# start of DATA FOR THE TASK

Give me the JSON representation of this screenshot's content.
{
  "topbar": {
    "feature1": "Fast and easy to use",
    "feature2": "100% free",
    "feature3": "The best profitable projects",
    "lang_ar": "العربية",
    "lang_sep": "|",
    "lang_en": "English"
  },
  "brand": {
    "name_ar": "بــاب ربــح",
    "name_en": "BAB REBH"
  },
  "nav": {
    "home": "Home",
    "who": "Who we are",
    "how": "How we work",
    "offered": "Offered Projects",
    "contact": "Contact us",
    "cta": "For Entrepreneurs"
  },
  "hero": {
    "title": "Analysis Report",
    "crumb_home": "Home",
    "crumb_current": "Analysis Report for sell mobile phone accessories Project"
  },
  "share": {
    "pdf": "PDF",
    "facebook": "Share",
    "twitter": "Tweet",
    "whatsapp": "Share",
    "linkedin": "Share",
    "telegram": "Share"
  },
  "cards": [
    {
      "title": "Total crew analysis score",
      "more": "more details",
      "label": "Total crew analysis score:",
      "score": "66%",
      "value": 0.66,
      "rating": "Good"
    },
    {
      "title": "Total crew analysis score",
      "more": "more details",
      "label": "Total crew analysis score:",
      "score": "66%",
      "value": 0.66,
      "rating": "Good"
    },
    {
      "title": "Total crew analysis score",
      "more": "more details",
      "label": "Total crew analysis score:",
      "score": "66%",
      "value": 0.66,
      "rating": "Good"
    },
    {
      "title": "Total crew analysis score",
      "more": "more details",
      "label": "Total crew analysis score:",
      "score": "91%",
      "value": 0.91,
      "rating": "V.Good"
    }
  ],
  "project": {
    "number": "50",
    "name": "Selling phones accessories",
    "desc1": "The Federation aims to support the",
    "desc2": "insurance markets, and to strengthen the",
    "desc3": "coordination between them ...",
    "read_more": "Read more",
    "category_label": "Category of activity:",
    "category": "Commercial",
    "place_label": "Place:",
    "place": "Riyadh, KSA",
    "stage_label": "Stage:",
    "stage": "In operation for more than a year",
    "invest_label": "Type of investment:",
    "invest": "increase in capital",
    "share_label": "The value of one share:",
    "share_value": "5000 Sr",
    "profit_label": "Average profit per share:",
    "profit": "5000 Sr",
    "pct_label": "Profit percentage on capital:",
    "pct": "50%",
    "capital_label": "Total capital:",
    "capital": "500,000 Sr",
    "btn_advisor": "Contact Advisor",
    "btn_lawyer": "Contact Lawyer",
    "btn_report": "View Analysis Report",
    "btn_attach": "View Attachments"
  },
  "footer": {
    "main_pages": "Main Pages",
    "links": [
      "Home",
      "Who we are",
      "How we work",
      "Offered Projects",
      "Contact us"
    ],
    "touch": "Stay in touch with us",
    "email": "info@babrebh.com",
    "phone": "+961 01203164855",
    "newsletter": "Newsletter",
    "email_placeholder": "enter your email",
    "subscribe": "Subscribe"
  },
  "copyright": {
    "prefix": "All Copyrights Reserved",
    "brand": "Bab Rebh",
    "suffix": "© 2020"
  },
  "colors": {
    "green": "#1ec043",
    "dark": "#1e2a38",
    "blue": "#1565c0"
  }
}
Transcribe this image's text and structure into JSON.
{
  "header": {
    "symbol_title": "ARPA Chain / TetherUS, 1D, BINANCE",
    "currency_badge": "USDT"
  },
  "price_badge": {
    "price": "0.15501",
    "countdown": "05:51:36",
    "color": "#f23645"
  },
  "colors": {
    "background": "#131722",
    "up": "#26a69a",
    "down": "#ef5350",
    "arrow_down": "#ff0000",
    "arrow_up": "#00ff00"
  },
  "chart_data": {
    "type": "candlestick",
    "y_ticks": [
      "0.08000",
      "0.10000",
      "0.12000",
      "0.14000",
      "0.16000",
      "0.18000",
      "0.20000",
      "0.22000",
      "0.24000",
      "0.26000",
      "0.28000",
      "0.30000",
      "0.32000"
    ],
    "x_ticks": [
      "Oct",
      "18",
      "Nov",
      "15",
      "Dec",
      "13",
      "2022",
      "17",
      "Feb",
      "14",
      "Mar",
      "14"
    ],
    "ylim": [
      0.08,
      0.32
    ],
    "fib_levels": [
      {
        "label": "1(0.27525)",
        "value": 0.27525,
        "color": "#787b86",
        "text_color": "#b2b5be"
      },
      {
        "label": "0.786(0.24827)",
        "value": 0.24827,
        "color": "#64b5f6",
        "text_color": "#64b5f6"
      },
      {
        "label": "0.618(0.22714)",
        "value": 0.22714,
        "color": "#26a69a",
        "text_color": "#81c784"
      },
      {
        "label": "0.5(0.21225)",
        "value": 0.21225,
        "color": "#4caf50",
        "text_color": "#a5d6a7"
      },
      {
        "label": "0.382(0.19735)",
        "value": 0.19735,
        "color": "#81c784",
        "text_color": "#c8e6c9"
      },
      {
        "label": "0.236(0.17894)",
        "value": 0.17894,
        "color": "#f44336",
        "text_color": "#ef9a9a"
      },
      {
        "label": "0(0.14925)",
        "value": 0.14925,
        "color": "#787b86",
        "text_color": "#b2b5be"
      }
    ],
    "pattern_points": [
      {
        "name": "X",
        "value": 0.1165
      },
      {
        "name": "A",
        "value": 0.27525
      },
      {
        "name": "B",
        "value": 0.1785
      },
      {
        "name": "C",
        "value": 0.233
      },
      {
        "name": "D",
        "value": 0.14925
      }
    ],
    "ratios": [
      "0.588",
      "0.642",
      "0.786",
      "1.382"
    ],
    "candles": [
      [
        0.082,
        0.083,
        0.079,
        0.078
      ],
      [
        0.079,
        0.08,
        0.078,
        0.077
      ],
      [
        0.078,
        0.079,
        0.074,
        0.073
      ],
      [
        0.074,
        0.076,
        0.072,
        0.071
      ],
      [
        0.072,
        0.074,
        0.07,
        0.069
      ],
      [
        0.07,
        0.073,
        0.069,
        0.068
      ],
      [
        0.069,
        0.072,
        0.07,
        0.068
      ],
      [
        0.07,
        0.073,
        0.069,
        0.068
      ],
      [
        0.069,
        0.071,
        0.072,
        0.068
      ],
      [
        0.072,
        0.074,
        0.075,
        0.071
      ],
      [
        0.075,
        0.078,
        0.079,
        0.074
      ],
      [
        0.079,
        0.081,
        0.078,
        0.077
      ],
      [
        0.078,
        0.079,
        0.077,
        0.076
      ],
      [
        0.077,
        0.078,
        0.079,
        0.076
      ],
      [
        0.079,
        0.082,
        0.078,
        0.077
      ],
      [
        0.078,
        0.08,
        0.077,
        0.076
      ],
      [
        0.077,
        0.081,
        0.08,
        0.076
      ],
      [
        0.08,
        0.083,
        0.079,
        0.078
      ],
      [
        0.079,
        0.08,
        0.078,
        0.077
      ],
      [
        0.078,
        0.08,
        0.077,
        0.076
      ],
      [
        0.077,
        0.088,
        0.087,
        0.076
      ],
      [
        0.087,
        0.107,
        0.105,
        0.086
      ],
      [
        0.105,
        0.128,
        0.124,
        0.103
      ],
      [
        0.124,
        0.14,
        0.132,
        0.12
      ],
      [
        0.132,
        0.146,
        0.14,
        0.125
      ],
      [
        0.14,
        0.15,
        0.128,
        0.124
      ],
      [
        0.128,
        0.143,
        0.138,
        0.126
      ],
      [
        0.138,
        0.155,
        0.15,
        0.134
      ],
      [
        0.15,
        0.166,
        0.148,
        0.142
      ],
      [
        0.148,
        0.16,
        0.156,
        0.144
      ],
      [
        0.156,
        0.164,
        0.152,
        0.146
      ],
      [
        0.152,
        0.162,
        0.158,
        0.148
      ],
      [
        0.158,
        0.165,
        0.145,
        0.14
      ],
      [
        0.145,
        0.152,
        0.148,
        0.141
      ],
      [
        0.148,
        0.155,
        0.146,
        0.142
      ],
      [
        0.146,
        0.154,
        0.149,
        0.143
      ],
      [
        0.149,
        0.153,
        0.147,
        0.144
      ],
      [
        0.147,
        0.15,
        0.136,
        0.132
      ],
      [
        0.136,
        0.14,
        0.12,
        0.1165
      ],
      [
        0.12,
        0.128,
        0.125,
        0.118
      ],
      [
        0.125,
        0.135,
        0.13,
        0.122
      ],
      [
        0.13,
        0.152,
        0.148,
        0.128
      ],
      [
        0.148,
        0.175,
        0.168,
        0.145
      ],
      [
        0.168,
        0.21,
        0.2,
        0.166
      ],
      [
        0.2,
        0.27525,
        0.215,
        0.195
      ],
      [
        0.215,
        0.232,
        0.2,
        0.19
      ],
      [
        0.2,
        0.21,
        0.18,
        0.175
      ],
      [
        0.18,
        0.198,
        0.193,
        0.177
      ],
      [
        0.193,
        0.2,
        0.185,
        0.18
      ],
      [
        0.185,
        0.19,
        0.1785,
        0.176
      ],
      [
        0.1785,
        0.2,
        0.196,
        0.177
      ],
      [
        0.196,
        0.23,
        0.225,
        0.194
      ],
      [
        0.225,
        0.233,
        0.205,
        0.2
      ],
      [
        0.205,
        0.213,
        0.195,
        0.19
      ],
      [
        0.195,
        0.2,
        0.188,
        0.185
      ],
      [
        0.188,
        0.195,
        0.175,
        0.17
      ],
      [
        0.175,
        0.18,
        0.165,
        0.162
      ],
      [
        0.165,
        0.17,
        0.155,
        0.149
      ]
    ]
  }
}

# end of DATA FOR THE TASK

■ **TASK DETAILS**:
Pick out each line in the material containing "this".

■ **RESPONSE**:
Give me the JSON representation of this screenshot's content.
Transcribe this image's text and structure into JSON.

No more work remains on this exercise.